- _SOURCE EXTRACT_
-- begin --

Two French volunteers, Victor and Marty, are peeling sausages. Two of the sausages are given to Ukrainian boys about five years old who are hanging around. The rest are crumbled into a large pot of soup, a traditional Polish zurek.
"On February 24, I woke up, switched on my phone, and saw that the war had started. It stunned me. Three or four days after the war started, I came here to the border. I can't stay indifferent, can't do the things I've always done. I don't often speak with Ukrainians. I only speak French and a little English, not everyone understands me. But I do what I can - I make soup. Here, take a look".
Victor opens the lid of a huge pot. Standing next to the hot soup, you remember again about the cold. But before you can complain, a volunteer car pulls up next to him. A young woman and a child get out. They have four carriers with cats in them. An older woman remains in the car and they move her to a wheelchair.
Guilt displaces the feeling of cold.
"I'll send my mother to my sister's - and back to Kyiv"
"I came from Kyiv, I brought my mother, my nephew, and four cats. I am a journalist, I wrote about culture, but since the first days of the war I have worked with the news," says Yulia.

-- end --

- _PROBLEMS_
1 > In the account of volunteers at the Ukrainian border, what are the answers to these?
(a) What traditional soup are the sausages crumbled into?
(b) Which languages does Victor say he speaks?
(c) What did Yulia write about before the war began?
2 > Can you repeat word for word the part of the account of volunteers at the Ukrainian border that opens with the words containing "Victor opens the" and closes with "to a wheelchair."?
3 > Carry on the account of volunteers at the Ukrainian border from the point where it stops.
None of the tasks requires the lines.

- _SUPPLIED MATERIAL_
-- begin --

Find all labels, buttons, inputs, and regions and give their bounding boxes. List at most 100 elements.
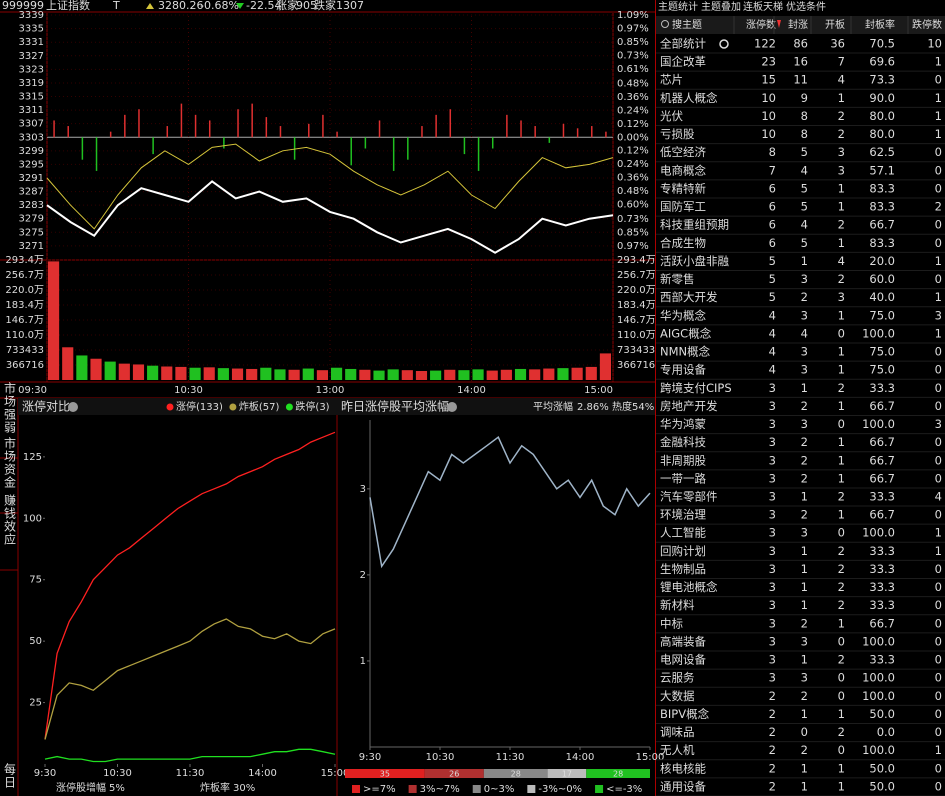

-- end --

- _THE REPLIES_
1 >
(a) A traditional Polish zurek.
(b) French and a little English.
(c) Culture.

2 >
Victor opens the lid of a huge pot. Standing next to the hot soup, you remember again about the cold. But before you can complain, a volunteer car pulls up next to him. A young woman and a child get out. They have four carriers with cats in them. An older woman remains in the car and they move her to a wheelchair.

3 >
Her mother, Anna Ivanovna, was five years old when the Great Patriotic War began. Now she is 86 years old, she can hardly walk. Every half an hour shells fly over her city.
"Mom was born in the village of Sedniv in the Chernihiv region. Now Sedniv is occupied by the rushists. When it all started, my mother remembered the war. She remembered how in her childhood, during a bombing in Zhytomyr, she got wounded by the shattered glass. She remembered walking with her mother from Zhytomyr to Sedniv".
Before the new war started, Yulia and her mother lived near the Kyiv TV tower. Yulia wasn't going to leave the city, but when a missile flew over her house, she was too scared. Not for herself, but for her mother.
"Missiles can ow be heard flying every half hour in Kyiv. They are being shot down, but it is very difficult to understand whether it was a missile that hit the city or whether it was shot down by the air defense system. I wouldn't have left if it weren't for these explosions. My mother is not a walker, and we couldn't go down to the bomb shelter. So my mom slept in the hallway the whole time, and I hid in the bathroom".
The tent was warm and had everything we needed: food, baby food, and even cat food. Max, Mariaca, Koshmarka, and Basil are safe now, too.
Yulia doesn't need safety. She'll send her mother to her sister in Israel - and then she'll come back to Kyiv.
"I would like to volunteer, to do some good, but I couldn't do it while my mother was at home. If something happened to me, no one would come and rescue her, no one has the keys".
"I'll stand here until they come"
There are bonfires burning along the road, people standing in groups around them. Most of them are Ukrainians who are waiting for their loved ones.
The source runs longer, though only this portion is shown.